GOAL: Copy every record word for word.

══ EXTRACTED ENTRIES

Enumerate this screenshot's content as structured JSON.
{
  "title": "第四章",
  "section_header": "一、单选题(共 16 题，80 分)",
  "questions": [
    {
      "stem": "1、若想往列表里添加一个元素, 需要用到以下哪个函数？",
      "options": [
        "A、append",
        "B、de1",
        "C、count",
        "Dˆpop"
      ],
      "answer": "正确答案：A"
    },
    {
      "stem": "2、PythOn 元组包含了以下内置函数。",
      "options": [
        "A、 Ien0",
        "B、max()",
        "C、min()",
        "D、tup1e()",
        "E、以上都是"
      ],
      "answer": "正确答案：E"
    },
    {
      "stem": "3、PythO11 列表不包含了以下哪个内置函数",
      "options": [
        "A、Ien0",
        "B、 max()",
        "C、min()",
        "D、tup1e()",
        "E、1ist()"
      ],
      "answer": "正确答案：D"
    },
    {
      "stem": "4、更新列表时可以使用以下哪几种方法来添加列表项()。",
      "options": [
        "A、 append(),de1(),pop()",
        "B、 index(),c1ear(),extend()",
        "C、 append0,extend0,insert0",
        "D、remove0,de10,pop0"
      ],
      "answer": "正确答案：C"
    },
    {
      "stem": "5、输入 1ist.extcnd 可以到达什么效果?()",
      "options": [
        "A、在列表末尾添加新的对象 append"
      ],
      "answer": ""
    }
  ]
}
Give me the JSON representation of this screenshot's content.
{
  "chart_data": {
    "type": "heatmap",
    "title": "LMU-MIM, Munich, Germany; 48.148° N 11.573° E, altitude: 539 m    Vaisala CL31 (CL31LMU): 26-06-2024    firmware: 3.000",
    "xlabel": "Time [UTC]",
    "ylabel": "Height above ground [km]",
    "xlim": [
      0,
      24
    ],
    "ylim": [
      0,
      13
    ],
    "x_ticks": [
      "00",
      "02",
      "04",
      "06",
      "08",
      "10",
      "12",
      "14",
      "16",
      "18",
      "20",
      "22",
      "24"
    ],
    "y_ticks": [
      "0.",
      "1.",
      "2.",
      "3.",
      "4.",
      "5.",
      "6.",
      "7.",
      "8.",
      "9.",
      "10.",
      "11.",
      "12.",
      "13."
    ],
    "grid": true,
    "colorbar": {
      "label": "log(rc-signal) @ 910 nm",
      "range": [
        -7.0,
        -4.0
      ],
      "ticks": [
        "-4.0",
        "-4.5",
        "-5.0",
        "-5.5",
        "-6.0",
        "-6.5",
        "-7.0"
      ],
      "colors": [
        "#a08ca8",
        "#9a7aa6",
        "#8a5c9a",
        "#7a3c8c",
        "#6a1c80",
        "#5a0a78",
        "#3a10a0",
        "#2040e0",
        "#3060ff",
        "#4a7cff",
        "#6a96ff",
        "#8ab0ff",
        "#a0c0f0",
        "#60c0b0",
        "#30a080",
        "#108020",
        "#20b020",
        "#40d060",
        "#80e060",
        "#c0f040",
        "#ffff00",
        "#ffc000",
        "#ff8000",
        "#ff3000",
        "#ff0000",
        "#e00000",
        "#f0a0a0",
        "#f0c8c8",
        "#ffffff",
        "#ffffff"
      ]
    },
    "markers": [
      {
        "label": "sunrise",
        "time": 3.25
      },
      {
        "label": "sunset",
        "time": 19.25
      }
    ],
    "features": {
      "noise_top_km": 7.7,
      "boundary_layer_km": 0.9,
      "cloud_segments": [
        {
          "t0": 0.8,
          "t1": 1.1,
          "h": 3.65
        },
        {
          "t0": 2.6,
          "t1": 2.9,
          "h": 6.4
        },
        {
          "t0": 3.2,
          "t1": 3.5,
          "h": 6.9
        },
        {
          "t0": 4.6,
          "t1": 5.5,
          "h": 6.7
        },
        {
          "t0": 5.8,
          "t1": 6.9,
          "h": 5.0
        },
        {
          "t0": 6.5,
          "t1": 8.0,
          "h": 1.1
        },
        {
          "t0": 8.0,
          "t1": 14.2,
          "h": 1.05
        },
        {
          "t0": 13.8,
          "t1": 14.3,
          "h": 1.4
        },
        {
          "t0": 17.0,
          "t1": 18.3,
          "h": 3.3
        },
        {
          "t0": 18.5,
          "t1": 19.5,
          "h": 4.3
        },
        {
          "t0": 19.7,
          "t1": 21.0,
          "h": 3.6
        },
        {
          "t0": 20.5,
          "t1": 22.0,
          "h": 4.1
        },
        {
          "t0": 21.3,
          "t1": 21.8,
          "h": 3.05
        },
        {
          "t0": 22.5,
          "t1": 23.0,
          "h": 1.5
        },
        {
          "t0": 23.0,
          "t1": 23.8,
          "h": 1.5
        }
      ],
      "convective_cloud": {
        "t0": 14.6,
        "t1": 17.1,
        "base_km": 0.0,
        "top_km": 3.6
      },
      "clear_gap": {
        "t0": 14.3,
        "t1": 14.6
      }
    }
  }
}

════

EXERCISE SOLUTION:
Enumerate this screenshot's content as structured JSON.
{
  "title": "第四章",
  "section_header": "一、单选题(共 16 题，80 分)",
  "questions": [
    {
      "stem": "1、若想往列表里添加一个元素, 需要用到以下哪个函数？",
      "options": [
        "A、append",
        "B、de1",
        "C、count",
        "Dˆpop"
      ],
      "answer": "正确答案：A"
    },
    {
      "stem": "2、PythOn 元组包含了以下内置函数。",
      "options": [
        "A、 Ien0",
        "B、max()",
        "C、min()",
        "D、tup1e()",
        "E、以上都是"
      ],
      "answer": "正确答案：E"
    },
    {
      "stem": "3、PythO11 列表不包含了以下哪个内置函数",
      "options": [
        "A、Ien0",
        "B、 max()",
        "C、min()",
        "D、tup1e()",
        "E、1ist()"
      ],
      "answer": "正确答案：D"
    },
    {
      "stem": "4、更新列表时可以使用以下哪几种方法来添加列表项()。",
      "options": [
        "A、 append(),de1(),pop()",
        "B、 index(),c1ear(),extend()",
        "C、 append0,extend0,insert0",
        "D、remove0,de10,pop0"
      ],
      "answer": "正确答案：C"
    },
    {
      "stem": "5、输入 1ist.extcnd 可以到达什么效果?()",
      "options": [
        "A、在列表末尾添加新的对象 append"
      ],
      "answer": ""
    }
  ]
}
Give me the JSON representation of this screenshot's content.
{
  "chart_data": {
    "type": "heatmap",
    "title": "LMU-MIM, Munich, Germany; 48.148° N 11.573° E, altitude: 539 m    Vaisala CL31 (CL31LMU): 26-06-2024    firmware: 3.000",
    "xlabel": "Time [UTC]",
    "ylabel": "Height above ground [km]",
    "xlim": [
      0,
      24
    ],
    "ylim": [
      0,
      13
    ],
    "x_ticks": [
      "00",
      "02",
      "04",
      "06",
      "08",
      "10",
      "12",
      "14",
      "16",
      "18",
      "20",
      "22",
      "24"
    ],
    "y_ticks": [
      "0.",
      "1.",
      "2.",
      "3.",
      "4.",
      "5.",
      "6.",
      "7.",
      "8.",
      "9.",
      "10.",
      "11.",
      "12.",
      "13."
    ],
    "grid": true,
    "colorbar": {
      "label": "log(rc-signal) @ 910 nm",
      "range": [
        -7.0,
        -4.0
      ],
      "ticks": [
        "-4.0",
        "-4.5",
        "-5.0",
        "-5.5",
        "-6.0",
        "-6.5",
        "-7.0"
      ],
      "colors": [
        "#a08ca8",
        "#9a7aa6",
        "#8a5c9a",
        "#7a3c8c",
        "#6a1c80",
        "#5a0a78",
        "#3a10a0",
        "#2040e0",
        "#3060ff",
        "#4a7cff",
        "#6a96ff",
        "#8ab0ff",
        "#a0c0f0",
        "#60c0b0",
        "#30a080",
        "#108020",
        "#20b020",
        "#40d060",
        "#80e060",
        "#c0f040",
        "#ffff00",
        "#ffc000",
        "#ff8000",
        "#ff3000",
        "#ff0000",
        "#e00000",
        "#f0a0a0",
        "#f0c8c8",
        "#ffffff",
        "#ffffff"
      ]
    },
    "markers": [
      {
        "label": "sunrise",
        "time": 3.25
      },
      {
        "label": "sunset",
        "time": 19.25
      }
    ],
    "features": {
      "noise_top_km": 7.7,
      "boundary_layer_km": 0.9,
      "cloud_segments": [
        {
          "t0": 0.8,
          "t1": 1.1,
          "h": 3.65
        },
        {
          "t0": 2.6,
          "t1": 2.9,
          "h": 6.4
        },
        {
          "t0": 3.2,
          "t1": 3.5,
          "h": 6.9
        },
        {
          "t0": 4.6,
          "t1": 5.5,
          "h": 6.7
        },
        {
          "t0": 5.8,
          "t1": 6.9,
          "h": 5.0
        },
        {
          "t0": 6.5,
          "t1": 8.0,
          "h": 1.1
        },
        {
          "t0": 8.0,
          "t1": 14.2,
          "h": 1.05
        },
        {
          "t0": 13.8,
          "t1": 14.3,
          "h": 1.4
        },
        {
          "t0": 17.0,
          "t1": 18.3,
          "h": 3.3
        },
        {
          "t0": 18.5,
          "t1": 19.5,
          "h": 4.3
        },
        {
          "t0": 19.7,
          "t1": 21.0,
          "h": 3.6
        },
        {
          "t0": 20.5,
          "t1": 22.0,
          "h": 4.1
        },
        {
          "t0": 21.3,
          "t1": 21.8,
          "h": 3.05
        },
        {
          "t0": 22.5,
          "t1": 23.0,
          "h": 1.5
        },
        {
          "t0": 23.0,
          "t1": 23.8,
          "h": 1.5
        }
      ],
      "convective_cloud": {
        "t0": 14.6,
        "t1": 17.1,
        "base_km": 0.0,
        "top_km": 3.6
      },
      "clear_gap": {
        "t0": 14.3,
        "t1": 14.6
      }
    }
  }
}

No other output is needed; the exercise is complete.